## Available data
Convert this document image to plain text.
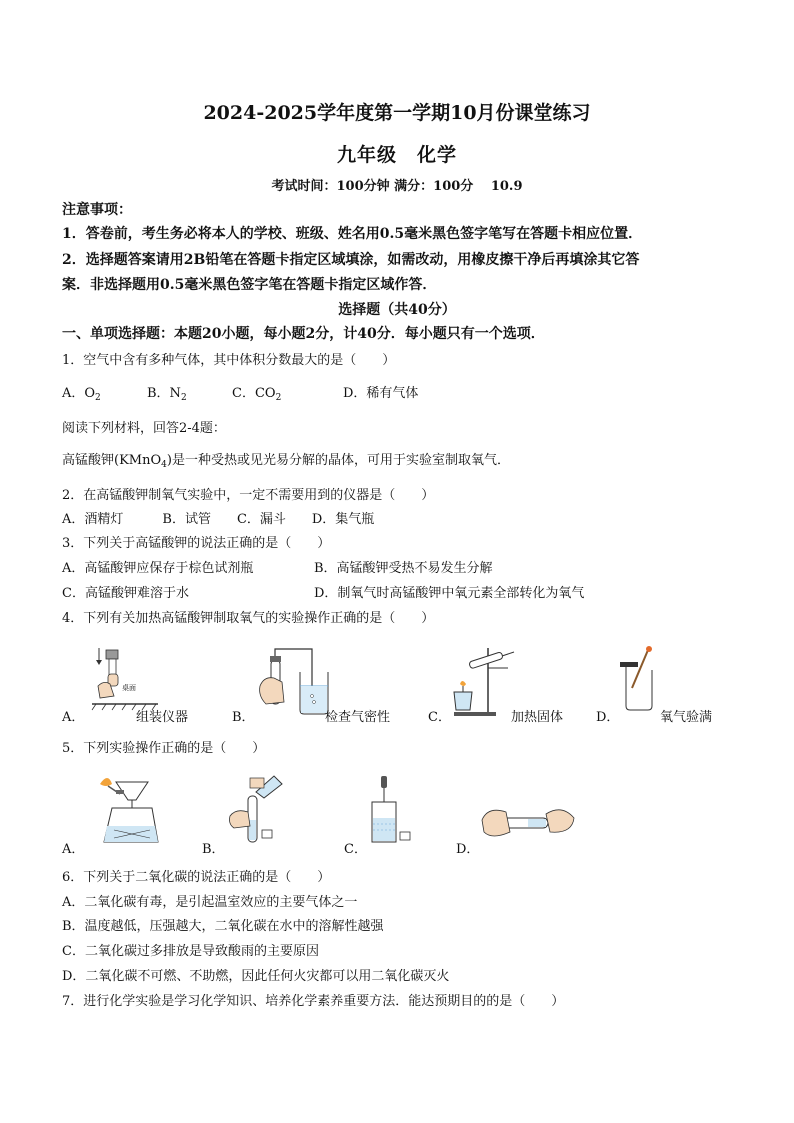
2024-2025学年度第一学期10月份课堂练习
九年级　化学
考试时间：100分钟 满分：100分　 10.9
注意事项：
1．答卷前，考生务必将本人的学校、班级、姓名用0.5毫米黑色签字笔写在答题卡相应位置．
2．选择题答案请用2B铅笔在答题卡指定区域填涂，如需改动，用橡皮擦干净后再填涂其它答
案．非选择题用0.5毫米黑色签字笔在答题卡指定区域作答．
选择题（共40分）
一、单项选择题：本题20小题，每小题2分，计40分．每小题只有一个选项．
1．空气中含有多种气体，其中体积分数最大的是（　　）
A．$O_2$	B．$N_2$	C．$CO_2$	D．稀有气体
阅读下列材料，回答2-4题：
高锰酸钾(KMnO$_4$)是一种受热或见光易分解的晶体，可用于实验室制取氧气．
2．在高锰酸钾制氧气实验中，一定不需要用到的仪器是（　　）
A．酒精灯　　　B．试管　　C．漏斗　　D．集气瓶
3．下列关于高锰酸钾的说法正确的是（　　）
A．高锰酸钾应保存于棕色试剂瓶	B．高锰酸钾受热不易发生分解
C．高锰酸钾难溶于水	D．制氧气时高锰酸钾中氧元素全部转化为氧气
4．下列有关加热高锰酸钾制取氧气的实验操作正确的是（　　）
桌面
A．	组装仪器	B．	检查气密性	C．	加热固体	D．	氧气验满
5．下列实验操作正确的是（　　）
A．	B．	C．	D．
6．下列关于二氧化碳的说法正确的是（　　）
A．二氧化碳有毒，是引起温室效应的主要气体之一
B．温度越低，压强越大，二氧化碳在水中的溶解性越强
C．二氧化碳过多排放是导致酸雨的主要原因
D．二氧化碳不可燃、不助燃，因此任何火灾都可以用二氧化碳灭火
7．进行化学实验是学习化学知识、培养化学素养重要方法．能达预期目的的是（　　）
...
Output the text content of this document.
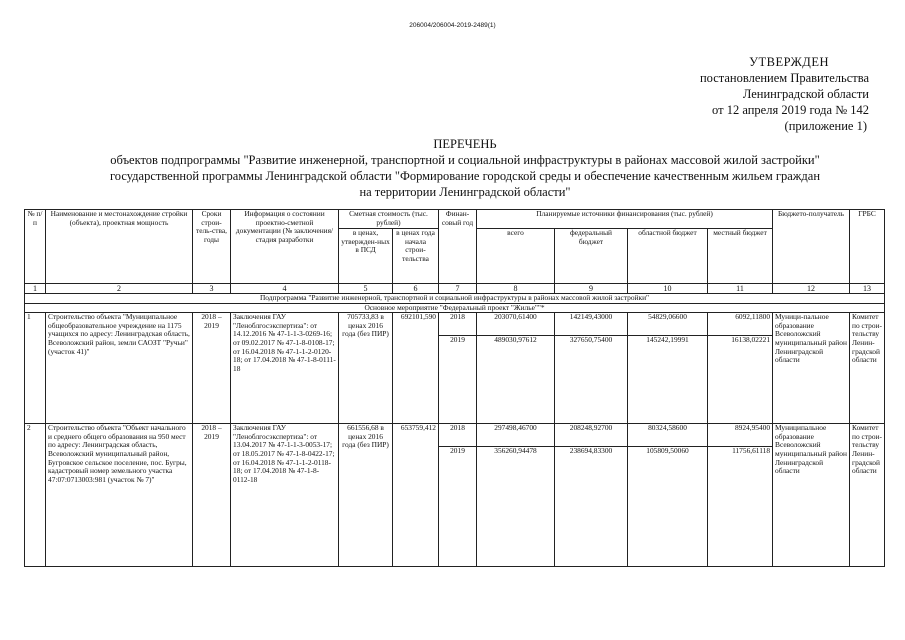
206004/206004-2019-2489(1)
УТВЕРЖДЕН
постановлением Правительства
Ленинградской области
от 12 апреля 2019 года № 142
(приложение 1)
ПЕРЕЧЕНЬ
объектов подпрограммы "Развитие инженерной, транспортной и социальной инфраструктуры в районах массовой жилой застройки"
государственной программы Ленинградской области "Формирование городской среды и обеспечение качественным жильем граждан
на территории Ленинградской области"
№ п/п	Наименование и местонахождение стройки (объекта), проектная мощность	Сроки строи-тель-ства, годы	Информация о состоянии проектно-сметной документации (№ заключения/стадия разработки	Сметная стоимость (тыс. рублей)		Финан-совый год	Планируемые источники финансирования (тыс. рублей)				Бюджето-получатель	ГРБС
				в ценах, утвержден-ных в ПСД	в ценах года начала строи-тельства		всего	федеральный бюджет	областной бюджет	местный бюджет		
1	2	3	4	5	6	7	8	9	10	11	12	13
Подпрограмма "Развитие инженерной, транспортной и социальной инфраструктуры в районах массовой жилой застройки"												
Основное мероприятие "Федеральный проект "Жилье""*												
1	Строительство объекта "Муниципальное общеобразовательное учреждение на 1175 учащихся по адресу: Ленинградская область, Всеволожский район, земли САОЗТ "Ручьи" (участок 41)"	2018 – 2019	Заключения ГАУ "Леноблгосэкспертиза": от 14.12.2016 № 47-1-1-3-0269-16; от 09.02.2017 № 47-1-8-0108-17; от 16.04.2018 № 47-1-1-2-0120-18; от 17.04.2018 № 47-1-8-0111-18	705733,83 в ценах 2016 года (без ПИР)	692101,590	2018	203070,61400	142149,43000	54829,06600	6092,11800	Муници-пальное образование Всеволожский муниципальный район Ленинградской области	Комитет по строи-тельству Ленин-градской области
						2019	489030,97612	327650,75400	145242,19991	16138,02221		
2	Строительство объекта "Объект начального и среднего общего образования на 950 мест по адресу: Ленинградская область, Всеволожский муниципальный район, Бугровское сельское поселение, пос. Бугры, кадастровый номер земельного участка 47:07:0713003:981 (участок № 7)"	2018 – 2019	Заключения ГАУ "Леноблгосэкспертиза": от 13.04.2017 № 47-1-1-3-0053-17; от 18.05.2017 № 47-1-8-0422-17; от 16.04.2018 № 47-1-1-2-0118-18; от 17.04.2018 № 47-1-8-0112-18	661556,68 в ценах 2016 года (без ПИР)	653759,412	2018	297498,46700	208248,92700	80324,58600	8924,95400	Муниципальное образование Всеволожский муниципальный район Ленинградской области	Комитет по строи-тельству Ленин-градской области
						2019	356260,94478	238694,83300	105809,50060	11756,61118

## Task brief
Looking at the listing above, how many of its lines contain the string "document"? Give the number alone.

## Written response
2